==== Records shown ====

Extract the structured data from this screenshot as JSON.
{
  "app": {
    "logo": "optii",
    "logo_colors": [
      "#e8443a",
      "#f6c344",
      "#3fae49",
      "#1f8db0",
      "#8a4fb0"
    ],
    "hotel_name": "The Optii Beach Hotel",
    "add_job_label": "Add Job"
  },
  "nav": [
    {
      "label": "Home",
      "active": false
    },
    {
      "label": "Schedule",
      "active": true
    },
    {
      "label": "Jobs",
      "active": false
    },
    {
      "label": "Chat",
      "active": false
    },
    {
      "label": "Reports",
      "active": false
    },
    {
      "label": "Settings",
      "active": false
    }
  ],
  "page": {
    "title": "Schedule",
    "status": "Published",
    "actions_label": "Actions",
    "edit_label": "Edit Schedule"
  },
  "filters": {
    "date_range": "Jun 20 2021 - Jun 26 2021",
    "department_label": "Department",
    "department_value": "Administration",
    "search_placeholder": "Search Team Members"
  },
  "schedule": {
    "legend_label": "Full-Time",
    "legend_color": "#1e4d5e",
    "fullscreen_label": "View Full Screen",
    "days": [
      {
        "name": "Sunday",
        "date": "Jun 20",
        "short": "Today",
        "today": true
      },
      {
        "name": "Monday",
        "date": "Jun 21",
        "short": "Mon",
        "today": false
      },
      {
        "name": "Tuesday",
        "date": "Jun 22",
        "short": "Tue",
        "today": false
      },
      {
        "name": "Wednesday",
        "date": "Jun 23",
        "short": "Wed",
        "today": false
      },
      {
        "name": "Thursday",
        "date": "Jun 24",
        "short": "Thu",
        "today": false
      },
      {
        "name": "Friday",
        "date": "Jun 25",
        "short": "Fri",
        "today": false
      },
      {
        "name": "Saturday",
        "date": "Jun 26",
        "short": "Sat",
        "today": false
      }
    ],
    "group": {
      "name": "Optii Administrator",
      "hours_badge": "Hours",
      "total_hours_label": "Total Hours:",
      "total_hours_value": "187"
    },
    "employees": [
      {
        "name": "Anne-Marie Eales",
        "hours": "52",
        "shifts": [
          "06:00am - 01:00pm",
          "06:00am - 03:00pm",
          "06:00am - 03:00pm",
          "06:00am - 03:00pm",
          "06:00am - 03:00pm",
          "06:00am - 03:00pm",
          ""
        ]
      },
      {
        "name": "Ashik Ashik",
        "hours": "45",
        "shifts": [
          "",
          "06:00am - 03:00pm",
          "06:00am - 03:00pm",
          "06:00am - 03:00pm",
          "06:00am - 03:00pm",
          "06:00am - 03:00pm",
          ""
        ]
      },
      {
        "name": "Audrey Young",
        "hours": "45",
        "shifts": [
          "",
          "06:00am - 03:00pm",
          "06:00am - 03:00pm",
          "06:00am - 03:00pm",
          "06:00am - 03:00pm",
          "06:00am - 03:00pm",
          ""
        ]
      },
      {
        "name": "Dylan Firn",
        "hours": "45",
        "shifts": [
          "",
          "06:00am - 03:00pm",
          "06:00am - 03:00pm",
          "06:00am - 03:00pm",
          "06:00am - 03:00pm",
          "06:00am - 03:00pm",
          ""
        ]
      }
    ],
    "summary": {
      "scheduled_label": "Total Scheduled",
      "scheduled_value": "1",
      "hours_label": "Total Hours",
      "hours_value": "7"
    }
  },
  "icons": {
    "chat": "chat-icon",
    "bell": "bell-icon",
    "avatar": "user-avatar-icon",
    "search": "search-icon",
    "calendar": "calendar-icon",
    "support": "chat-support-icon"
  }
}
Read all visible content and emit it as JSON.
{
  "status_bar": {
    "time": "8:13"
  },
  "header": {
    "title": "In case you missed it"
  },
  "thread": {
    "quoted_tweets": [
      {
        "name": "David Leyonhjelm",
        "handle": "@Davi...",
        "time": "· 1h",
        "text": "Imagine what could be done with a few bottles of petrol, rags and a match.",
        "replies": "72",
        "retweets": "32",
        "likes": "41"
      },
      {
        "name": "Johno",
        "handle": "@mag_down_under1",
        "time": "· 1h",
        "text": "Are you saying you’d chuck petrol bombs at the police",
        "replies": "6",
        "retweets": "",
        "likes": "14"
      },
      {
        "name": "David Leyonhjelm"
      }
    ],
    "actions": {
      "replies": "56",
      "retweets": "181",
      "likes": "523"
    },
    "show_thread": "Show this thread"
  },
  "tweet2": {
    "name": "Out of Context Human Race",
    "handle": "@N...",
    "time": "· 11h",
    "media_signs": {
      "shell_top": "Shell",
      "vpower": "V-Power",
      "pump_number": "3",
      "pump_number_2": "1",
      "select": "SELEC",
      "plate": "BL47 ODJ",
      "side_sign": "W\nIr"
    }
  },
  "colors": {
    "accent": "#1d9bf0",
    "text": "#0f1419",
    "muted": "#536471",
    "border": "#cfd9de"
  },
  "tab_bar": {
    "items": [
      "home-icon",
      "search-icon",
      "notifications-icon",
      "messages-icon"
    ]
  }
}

====

Description of the task -
Reproduce the entries above exactly.

Solution for this task -
Extract the structured data from this screenshot as JSON.
{
  "app": {
    "logo": "optii",
    "logo_colors": [
      "#e8443a",
      "#f6c344",
      "#3fae49",
      "#1f8db0",
      "#8a4fb0"
    ],
    "hotel_name": "The Optii Beach Hotel",
    "add_job_label": "Add Job"
  },
  "nav": [
    {
      "label": "Home",
      "active": false
    },
    {
      "label": "Schedule",
      "active": true
    },
    {
      "label": "Jobs",
      "active": false
    },
    {
      "label": "Chat",
      "active": false
    },
    {
      "label": "Reports",
      "active": false
    },
    {
      "label": "Settings",
      "active": false
    }
  ],
  "page": {
    "title": "Schedule",
    "status": "Published",
    "actions_label": "Actions",
    "edit_label": "Edit Schedule"
  },
  "filters": {
    "date_range": "Jun 20 2021 - Jun 26 2021",
    "department_label": "Department",
    "department_value": "Administration",
    "search_placeholder": "Search Team Members"
  },
  "schedule": {
    "legend_label": "Full-Time",
    "legend_color": "#1e4d5e",
    "fullscreen_label": "View Full Screen",
    "days": [
      {
        "name": "Sunday",
        "date": "Jun 20",
        "short": "Today",
        "today": true
      },
      {
        "name": "Monday",
        "date": "Jun 21",
        "short": "Mon",
        "today": false
      },
      {
        "name": "Tuesday",
        "date": "Jun 22",
        "short": "Tue",
        "today": false
      },
      {
        "name": "Wednesday",
        "date": "Jun 23",
        "short": "Wed",
        "today": false
      },
      {
        "name": "Thursday",
        "date": "Jun 24",
        "short": "Thu",
        "today": false
      },
      {
        "name": "Friday",
        "date": "Jun 25",
        "short": "Fri",
        "today": false
      },
      {
        "name": "Saturday",
        "date": "Jun 26",
        "short": "Sat",
        "today": false
      }
    ],
    "group": {
      "name": "Optii Administrator",
      "hours_badge": "Hours",
      "total_hours_label": "Total Hours:",
      "total_hours_value": "187"
    },
    "employees": [
      {
        "name": "Anne-Marie Eales",
        "hours": "52",
        "shifts": [
          "06:00am - 01:00pm",
          "06:00am - 03:00pm",
          "06:00am - 03:00pm",
          "06:00am - 03:00pm",
          "06:00am - 03:00pm",
          "06:00am - 03:00pm",
          ""
        ]
      },
      {
        "name": "Ashik Ashik",
        "hours": "45",
        "shifts": [
          "",
          "06:00am - 03:00pm",
          "06:00am - 03:00pm",
          "06:00am - 03:00pm",
          "06:00am - 03:00pm",
          "06:00am - 03:00pm",
          ""
        ]
      },
      {
        "name": "Audrey Young",
        "hours": "45",
        "shifts": [
          "",
          "06:00am - 03:00pm",
          "06:00am - 03:00pm",
          "06:00am - 03:00pm",
          "06:00am - 03:00pm",
          "06:00am - 03:00pm",
          ""
        ]
      },
      {
        "name": "Dylan Firn",
        "hours": "45",
        "shifts": [
          "",
          "06:00am - 03:00pm",
          "06:00am - 03:00pm",
          "06:00am - 03:00pm",
          "06:00am - 03:00pm",
          "06:00am - 03:00pm",
          ""
        ]
      }
    ],
    "summary": {
      "scheduled_label": "Total Scheduled",
      "scheduled_value": "1",
      "hours_label": "Total Hours",
      "hours_value": "7"
    }
  },
  "icons": {
    "chat": "chat-icon",
    "bell": "bell-icon",
    "avatar": "user-avatar-icon",
    "search": "search-icon",
    "calendar": "calendar-icon",
    "support": "chat-support-icon"
  }
}
Read all visible content and emit it as JSON.
{
  "status_bar": {
    "time": "8:13"
  },
  "header": {
    "title": "In case you missed it"
  },
  "thread": {
    "quoted_tweets": [
      {
        "name": "David Leyonhjelm",
        "handle": "@Davi...",
        "time": "· 1h",
        "text": "Imagine what could be done with a few bottles of petrol, rags and a match.",
        "replies": "72",
        "retweets": "32",
        "likes": "41"
      },
      {
        "name": "Johno",
        "handle": "@mag_down_under1",
        "time": "· 1h",
        "text": "Are you saying you’d chuck petrol bombs at the police",
        "replies": "6",
        "retweets": "",
        "likes": "14"
      },
      {
        "name": "David Leyonhjelm"
      }
    ],
    "actions": {
      "replies": "56",
      "retweets": "181",
      "likes": "523"
    },
    "show_thread": "Show this thread"
  },
  "tweet2": {
    "name": "Out of Context Human Race",
    "handle": "@N...",
    "time": "· 11h",
    "media_signs": {
      "shell_top": "Shell",
      "vpower": "V-Power",
      "pump_number": "3",
      "pump_number_2": "1",
      "select": "SELEC",
      "plate": "BL47 ODJ",
      "side_sign": "W\nIr"
    }
  },
  "colors": {
    "accent": "#1d9bf0",
    "text": "#0f1419",
    "muted": "#536471",
    "border": "#cfd9de"
  },
  "tab_bar": {
    "items": [
      "home-icon",
      "search-icon",
      "notifications-icon",
      "messages-icon"
    ]
  }
}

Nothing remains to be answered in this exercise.